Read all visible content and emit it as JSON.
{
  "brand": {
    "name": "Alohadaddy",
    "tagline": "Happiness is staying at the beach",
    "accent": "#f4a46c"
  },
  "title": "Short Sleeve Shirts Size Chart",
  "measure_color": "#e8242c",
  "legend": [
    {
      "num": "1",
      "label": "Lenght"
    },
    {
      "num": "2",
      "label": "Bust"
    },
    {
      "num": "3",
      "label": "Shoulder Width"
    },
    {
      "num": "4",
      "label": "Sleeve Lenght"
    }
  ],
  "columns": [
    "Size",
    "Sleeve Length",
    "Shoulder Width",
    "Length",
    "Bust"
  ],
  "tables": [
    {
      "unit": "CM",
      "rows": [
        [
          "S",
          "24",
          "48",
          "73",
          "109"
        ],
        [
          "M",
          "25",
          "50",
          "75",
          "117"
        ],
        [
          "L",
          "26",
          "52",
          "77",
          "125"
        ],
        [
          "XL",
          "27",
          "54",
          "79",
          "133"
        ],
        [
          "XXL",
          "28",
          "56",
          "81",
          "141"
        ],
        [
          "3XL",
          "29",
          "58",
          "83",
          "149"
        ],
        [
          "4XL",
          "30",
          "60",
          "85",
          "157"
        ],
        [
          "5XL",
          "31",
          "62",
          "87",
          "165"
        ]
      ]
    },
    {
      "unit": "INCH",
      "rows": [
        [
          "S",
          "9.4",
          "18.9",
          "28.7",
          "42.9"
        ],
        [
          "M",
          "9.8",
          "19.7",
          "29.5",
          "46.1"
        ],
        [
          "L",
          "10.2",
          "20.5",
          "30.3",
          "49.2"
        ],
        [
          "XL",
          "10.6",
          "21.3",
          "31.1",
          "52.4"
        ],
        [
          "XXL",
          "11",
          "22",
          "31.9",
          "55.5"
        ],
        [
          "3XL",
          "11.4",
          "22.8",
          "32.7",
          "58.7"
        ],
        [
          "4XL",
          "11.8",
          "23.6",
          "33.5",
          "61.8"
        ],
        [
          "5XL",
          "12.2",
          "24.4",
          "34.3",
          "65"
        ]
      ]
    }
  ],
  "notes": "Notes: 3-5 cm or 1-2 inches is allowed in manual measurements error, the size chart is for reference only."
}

-=-=-=-=-

The exercise
From the records given above, copy all lines containing "Shoulder".

The completed task
      "label": "Shoulder Width"
    "Shoulder Width",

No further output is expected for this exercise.